** Begin EXERCISE INPUT **
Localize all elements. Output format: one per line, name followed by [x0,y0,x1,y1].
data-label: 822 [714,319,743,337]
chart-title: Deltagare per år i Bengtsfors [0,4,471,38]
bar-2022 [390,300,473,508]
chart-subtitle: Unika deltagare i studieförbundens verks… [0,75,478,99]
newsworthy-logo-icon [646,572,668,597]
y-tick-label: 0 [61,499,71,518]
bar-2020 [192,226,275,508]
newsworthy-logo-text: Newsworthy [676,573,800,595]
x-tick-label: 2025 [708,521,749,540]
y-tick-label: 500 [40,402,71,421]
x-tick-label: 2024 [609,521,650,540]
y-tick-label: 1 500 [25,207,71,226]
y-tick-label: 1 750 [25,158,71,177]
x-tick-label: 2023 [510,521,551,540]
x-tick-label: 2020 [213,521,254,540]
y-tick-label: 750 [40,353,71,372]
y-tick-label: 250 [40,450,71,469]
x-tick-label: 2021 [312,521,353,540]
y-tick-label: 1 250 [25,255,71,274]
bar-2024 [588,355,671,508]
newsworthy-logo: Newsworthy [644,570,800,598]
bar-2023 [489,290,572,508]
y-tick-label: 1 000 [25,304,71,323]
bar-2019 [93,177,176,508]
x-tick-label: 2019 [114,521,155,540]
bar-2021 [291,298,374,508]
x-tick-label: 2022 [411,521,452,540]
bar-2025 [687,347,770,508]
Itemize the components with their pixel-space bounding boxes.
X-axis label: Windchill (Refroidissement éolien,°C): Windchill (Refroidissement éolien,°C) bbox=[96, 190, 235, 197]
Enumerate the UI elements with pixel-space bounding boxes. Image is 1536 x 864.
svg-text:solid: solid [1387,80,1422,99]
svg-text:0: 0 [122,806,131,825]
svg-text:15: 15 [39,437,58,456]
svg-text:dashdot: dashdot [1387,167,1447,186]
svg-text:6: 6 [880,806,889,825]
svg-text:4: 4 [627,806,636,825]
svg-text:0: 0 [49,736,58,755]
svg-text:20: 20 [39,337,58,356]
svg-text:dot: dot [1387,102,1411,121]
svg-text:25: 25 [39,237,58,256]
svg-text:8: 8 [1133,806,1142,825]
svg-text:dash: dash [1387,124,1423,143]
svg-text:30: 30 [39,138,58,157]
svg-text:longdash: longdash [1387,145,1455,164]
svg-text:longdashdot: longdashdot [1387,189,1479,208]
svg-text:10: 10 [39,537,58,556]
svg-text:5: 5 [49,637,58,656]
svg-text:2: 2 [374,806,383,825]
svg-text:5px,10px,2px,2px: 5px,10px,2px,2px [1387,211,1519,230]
** End EXERCISE INPUT **
### TASK
Rename every "x-tick-label" in the entries to "x-axis-tick", and reproduce the entries with nothing else altered.

### ANSWER IN FULL
Localize all elements. Output format: one per line, name followed by [x0,y0,x1,y1].
data-label: 822 [714,319,743,337]
chart-title: Deltagare per år i Bengtsfors [0,4,471,38]
bar-2022 [390,300,473,508]
chart-subtitle: Unika deltagare i studieförbundens verks… [0,75,478,99]
newsworthy-logo-icon [646,572,668,597]
y-tick-label: 0 [61,499,71,518]
bar-2020 [192,226,275,508]
newsworthy-logo-text: Newsworthy [676,573,800,595]
x-axis-tick: 2025 [708,521,749,540]
y-tick-label: 500 [40,402,71,421]
x-axis-tick: 2024 [609,521,650,540]
y-tick-label: 1 500 [25,207,71,226]
y-tick-label: 1 750 [25,158,71,177]
x-axis-tick: 2023 [510,521,551,540]
x-axis-tick: 2020 [213,521,254,540]
y-tick-label: 750 [40,353,71,372]
y-tick-label: 250 [40,450,71,469]
x-axis-tick: 2021 [312,521,353,540]
y-tick-label: 1 250 [25,255,71,274]
bar-2024 [588,355,671,508]
newsworthy-logo: Newsworthy [644,570,800,598]
bar-2023 [489,290,572,508]
y-tick-label: 1 000 [25,304,71,323]
bar-2019 [93,177,176,508]
x-axis-tick: 2019 [114,521,155,540]
bar-2021 [291,298,374,508]
x-axis-tick: 2022 [411,521,452,540]
bar-2025 [687,347,770,508]
Itemize the components with their pixel-space bounding boxes.
X-axis label: Windchill (Refroidissement éolien,°C): Windchill (Refroidissement éolien,°C) bbox=[96, 190, 235, 197]
Enumerate the UI elements with pixel-space bounding boxes. Image is 1536 x 864.
svg-text:solid: solid [1387,80,1422,99]
svg-text:0: 0 [122,806,131,825]
svg-text:15: 15 [39,437,58,456]
svg-text:dashdot: dashdot [1387,167,1447,186]
svg-text:6: 6 [880,806,889,825]
svg-text:4: 4 [627,806,636,825]
svg-text:0: 0 [49,736,58,755]
svg-text:20: 20 [39,337,58,356]
svg-text:dot: dot [1387,102,1411,121]
svg-text:25: 25 [39,237,58,256]
svg-text:8: 8 [1133,806,1142,825]
svg-text:dash: dash [1387,124,1423,143]
svg-text:30: 30 [39,138,58,157]
svg-text:longdash: longdash [1387,145,1455,164]
svg-text:longdashdot: longdashdot [1387,189,1479,208]
svg-text:10: 10 [39,537,58,556]
svg-text:5: 5 [49,637,58,656]
svg-text:2: 2 [374,806,383,825]
svg-text:5px,10px,2px,2px: 5px,10px,2px,2px [1387,211,1519,230]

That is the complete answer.